§ Work to complete:
In the email about documenting PHP, what file does running "php configure.php" create?

§ Extracted text:
--- --- ---

(CCing phpdoc@ so others may benefit from this mail)

On Mon, Oct 20, 2008 at 17:44, Brandon Savage <[EMAIL PROTECTED]> wrote:
> I'm particularly interested in the SVN extension. There are lots of
> undocumented functions there. Also, apparently the ImageMagick library needs
> some documentation.

Improving the existing documentation is easy, as long as you follow
the "Coding Standard" as described at
http://doc.php.net/php/dochowto/chapter-conventions.php.

All you need is:
 - phpdoc checkout (cvs -d:pserver:[EMAIL PROTECTED]/repository co phpdoc)[1]
 - PhD installed (pear install doc.php.net/phd-beta)[2]
 - Text editor

Before you get started documenting you should make sure the tool chain
and your checkout is OK:
 - php configure.php (This will create a huge .manual.xml file which
PhD uses to render the docs)
 - phd -d .manual.xml -f xhtml -t chunkedhtml (Creates an html/ folder
few thousand files)

Poke around the html/ directory and open up some of the files in you
favorite browser to see if everything is fine.

--- --- ---

Items from a data source:

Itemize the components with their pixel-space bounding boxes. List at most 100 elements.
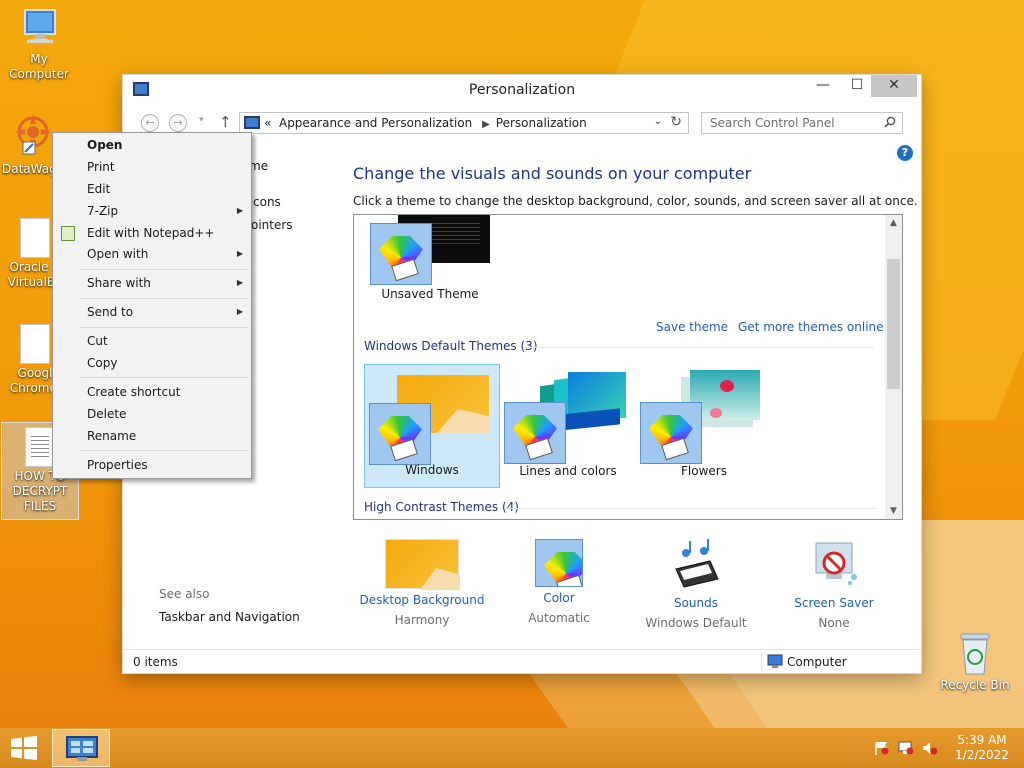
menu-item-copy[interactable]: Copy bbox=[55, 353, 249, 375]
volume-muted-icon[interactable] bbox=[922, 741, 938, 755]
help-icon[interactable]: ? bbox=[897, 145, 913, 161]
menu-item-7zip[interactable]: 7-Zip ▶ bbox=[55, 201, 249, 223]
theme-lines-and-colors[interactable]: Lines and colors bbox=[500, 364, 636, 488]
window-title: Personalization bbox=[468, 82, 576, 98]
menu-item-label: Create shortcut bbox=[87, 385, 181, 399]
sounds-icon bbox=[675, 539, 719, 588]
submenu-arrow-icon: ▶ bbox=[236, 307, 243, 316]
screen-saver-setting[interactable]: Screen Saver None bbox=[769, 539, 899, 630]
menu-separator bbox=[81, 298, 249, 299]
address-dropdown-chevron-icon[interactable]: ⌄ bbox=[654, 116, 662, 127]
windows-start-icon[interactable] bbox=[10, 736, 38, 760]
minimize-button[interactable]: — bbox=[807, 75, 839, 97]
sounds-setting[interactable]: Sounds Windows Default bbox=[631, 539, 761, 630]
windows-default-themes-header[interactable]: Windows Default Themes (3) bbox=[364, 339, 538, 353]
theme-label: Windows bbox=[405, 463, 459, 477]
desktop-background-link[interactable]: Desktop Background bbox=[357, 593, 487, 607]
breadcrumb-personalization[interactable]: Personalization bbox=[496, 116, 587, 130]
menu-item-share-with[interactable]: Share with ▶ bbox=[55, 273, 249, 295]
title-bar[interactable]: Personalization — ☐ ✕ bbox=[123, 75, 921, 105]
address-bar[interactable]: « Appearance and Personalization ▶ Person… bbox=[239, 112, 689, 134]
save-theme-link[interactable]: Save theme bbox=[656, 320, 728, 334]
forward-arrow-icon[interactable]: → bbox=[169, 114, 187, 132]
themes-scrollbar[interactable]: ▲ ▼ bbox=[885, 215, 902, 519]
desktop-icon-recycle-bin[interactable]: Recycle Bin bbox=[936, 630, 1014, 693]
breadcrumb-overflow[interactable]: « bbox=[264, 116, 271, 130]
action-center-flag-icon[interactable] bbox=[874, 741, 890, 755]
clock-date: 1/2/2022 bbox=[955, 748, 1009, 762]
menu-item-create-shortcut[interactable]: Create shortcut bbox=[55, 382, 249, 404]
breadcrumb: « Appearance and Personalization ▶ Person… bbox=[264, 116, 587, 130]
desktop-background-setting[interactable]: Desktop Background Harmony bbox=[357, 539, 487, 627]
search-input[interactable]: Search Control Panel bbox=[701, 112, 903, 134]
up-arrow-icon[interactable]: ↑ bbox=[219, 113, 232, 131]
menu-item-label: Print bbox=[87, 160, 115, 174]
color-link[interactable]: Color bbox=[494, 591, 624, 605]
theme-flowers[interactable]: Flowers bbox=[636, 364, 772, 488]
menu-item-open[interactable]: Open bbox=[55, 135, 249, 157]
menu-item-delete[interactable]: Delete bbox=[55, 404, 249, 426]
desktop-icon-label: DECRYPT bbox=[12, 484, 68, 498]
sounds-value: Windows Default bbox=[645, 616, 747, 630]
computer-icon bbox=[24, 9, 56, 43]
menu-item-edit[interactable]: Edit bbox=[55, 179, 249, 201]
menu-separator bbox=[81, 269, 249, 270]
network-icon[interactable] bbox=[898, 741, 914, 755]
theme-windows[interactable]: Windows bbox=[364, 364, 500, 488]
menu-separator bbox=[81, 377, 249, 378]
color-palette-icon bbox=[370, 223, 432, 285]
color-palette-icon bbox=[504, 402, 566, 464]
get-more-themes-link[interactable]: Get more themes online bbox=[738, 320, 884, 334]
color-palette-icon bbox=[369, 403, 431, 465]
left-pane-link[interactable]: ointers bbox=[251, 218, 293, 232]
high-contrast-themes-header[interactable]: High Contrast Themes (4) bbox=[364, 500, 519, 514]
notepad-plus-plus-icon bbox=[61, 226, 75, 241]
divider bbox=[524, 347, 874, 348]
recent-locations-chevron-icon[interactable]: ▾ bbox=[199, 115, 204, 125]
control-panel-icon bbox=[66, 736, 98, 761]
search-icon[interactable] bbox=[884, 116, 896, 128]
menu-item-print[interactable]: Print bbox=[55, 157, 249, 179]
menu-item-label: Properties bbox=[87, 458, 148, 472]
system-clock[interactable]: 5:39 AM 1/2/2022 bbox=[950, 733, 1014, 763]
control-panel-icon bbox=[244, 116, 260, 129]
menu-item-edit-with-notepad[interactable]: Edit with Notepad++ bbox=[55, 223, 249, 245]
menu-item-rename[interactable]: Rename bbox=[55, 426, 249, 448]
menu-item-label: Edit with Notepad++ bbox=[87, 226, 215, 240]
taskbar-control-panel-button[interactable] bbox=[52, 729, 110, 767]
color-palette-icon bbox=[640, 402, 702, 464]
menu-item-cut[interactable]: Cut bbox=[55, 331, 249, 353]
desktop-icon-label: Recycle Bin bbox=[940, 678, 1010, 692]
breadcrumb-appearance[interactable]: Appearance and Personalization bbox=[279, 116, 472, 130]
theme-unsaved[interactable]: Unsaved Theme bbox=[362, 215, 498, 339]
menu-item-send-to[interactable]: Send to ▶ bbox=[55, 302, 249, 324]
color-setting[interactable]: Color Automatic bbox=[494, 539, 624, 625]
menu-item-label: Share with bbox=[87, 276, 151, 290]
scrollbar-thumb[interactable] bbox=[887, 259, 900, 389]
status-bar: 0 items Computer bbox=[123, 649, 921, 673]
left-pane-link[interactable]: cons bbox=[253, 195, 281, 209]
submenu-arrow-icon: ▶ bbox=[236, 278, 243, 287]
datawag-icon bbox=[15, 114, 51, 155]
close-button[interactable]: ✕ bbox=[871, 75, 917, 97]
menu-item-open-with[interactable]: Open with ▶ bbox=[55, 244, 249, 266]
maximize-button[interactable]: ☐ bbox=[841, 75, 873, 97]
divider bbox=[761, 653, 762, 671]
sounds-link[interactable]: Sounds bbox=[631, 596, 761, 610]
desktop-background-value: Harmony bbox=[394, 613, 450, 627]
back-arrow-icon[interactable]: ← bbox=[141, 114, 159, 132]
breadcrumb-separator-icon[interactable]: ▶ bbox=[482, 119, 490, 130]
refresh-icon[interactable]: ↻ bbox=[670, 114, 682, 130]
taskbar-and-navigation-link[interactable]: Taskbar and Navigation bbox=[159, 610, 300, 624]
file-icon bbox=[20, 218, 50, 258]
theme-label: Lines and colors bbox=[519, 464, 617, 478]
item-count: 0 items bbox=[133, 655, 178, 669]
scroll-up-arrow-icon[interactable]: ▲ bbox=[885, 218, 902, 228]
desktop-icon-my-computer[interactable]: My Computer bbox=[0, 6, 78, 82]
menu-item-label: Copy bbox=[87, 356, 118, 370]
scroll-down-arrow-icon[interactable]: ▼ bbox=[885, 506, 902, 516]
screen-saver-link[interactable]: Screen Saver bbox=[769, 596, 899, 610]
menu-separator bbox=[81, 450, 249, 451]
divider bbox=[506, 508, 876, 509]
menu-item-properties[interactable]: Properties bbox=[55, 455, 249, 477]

--- --- ---

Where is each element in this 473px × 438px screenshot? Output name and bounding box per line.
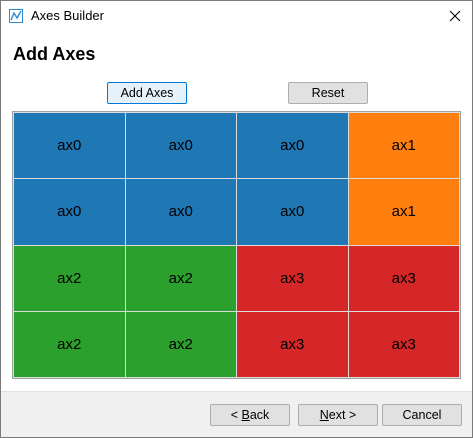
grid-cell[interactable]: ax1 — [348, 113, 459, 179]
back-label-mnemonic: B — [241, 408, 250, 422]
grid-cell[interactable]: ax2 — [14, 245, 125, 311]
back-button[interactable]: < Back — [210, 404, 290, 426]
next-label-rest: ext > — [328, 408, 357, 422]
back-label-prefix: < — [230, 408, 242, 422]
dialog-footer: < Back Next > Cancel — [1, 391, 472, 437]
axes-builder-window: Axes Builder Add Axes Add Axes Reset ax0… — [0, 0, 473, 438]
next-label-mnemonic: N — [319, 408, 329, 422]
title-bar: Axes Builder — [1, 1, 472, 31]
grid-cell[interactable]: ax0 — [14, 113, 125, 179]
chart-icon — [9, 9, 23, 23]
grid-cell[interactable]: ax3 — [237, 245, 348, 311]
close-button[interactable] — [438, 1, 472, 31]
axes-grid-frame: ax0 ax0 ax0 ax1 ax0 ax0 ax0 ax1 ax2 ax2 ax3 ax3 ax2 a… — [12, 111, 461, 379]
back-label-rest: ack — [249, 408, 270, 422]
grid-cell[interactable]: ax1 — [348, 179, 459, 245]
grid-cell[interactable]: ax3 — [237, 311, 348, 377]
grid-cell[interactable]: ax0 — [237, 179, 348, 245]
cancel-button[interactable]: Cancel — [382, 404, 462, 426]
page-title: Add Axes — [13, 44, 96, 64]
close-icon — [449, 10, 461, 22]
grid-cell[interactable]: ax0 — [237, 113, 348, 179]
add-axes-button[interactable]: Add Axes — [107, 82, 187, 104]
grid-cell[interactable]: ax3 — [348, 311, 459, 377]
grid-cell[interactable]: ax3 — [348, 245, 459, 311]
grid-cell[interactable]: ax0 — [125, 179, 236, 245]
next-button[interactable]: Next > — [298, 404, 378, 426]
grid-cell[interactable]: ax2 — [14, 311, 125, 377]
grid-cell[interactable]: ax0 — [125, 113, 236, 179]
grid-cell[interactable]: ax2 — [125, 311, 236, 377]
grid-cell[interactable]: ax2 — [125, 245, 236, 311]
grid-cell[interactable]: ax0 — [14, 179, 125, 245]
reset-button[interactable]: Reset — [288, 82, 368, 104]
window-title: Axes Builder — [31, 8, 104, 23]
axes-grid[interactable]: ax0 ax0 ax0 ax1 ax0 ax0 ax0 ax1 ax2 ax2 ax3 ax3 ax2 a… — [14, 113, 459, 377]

--- --- ---

§ Expected answer:
It creates a huge .manual.xml file, which PhD uses to render the docs.